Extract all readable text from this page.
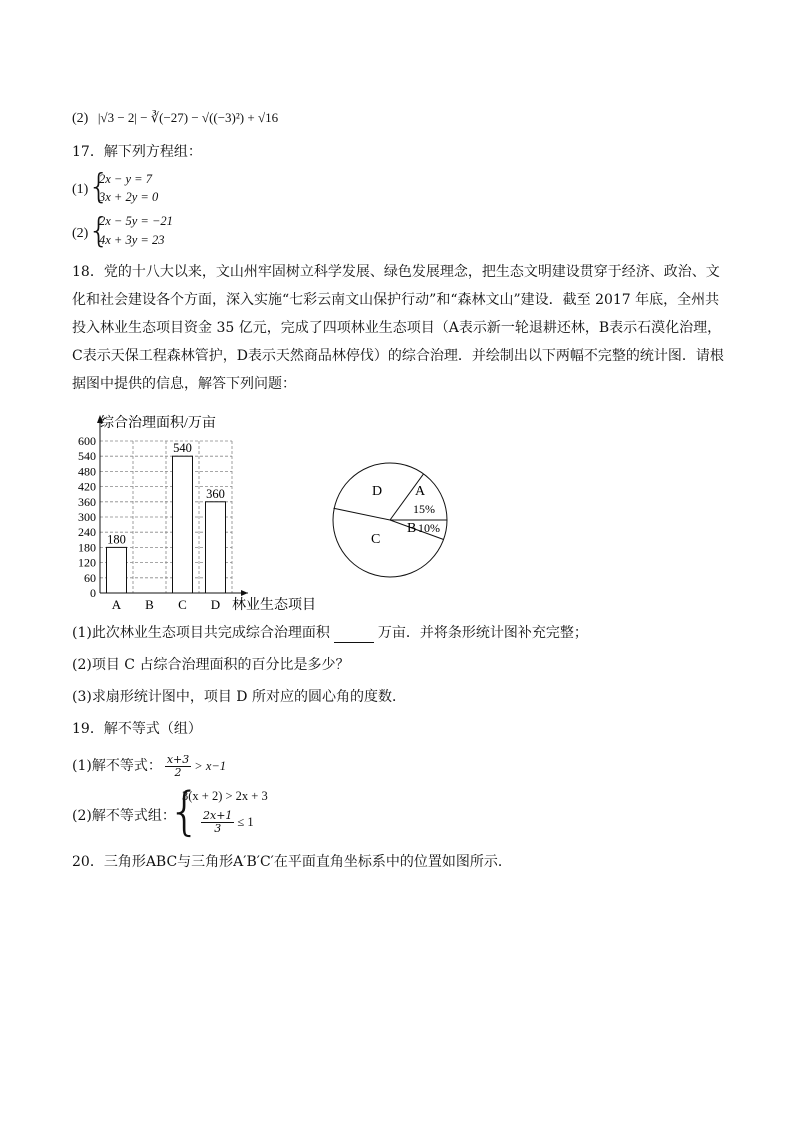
(2) |√3 − 2| − ∛(−27) − √((−3)²) + √16
17．解下列方程组：
(1) {
2x − y = 7
3x + 2y = 0
(2) {
2x − 5y = −21
4x + 3y = 23
18．党的十八大以来，文山州牢固树立科学发展、绿色发展理念，把生态文明建设贯穿于经济、政治、文化和社会建设各个方面，深入实施“七彩云南文山保护行动”和“森林文山”建设．截至 2017 年底，全州共投入林业生态项目资金 35 亿元，完成了四项林业生态项目（A表示新一轮退耕还林，B表示石漠化治理，C表示天保工程森林管护，D表示天然商品林停伐）的综合治理．并绘制出以下两幅不完整的统计图．请根据图中提供的信息，解答下列问题：
0
60
120
180
240
300
360
420
480
540
600
180
540
360
A B C D
综合治理面积/万亩
林业生态项目
D A
15%
B 10%
C
(1)此次林业生态项目共完成综合治理面积	万亩．并将条形统计图补充完整；
(2)项目 C 占综合治理面积的百分比是多少？
(3)求扇形统计图中，项目 D 所对应的圆心角的度数．
19．解不等式（组）
(1)解不等式： $\frac{x+3}{2} > x-1$
(2)解不等式组：
{
3(x + 2) > 2x + 3
$\frac{2x+1}{3} \le 1$
20．三角形ABC与三角形A′B′C′在平面直角坐标系中的位置如图所示．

**Exercise**
Without the pictures, write out every entry precisely as it appears.

**Written response**
Extract all readable text from this page.
(2) |√3 − 2| − ∛(−27) − √((−3)²) + √16
17．解下列方程组：
(1) {
2x − y = 7
3x + 2y = 0
(2) {
2x − 5y = −21
4x + 3y = 23
18．党的十八大以来，文山州牢固树立科学发展、绿色发展理念，把生态文明建设贯穿于经济、政治、文化和社会建设各个方面，深入实施“七彩云南文山保护行动”和“森林文山”建设．截至 2017 年底，全州共投入林业生态项目资金 35 亿元，完成了四项林业生态项目（A表示新一轮退耕还林，B表示石漠化治理，C表示天保工程森林管护，D表示天然商品林停伐）的综合治理．并绘制出以下两幅不完整的统计图．请根据图中提供的信息，解答下列问题：
0
60
120
180
240
300
360
420
480
540
600
180
540
360
A B C D
综合治理面积/万亩
林业生态项目
D A
15%
B 10%
C
(1)此次林业生态项目共完成综合治理面积	万亩．并将条形统计图补充完整；
(2)项目 C 占综合治理面积的百分比是多少？
(3)求扇形统计图中，项目 D 所对应的圆心角的度数．
19．解不等式（组）
(1)解不等式： $\frac{x+3}{2} > x-1$
(2)解不等式组：
{
3(x + 2) > 2x + 3
$\frac{2x+1}{3} \le 1$
20．三角形ABC与三角形A′B′C′在平面直角坐标系中的位置如图所示．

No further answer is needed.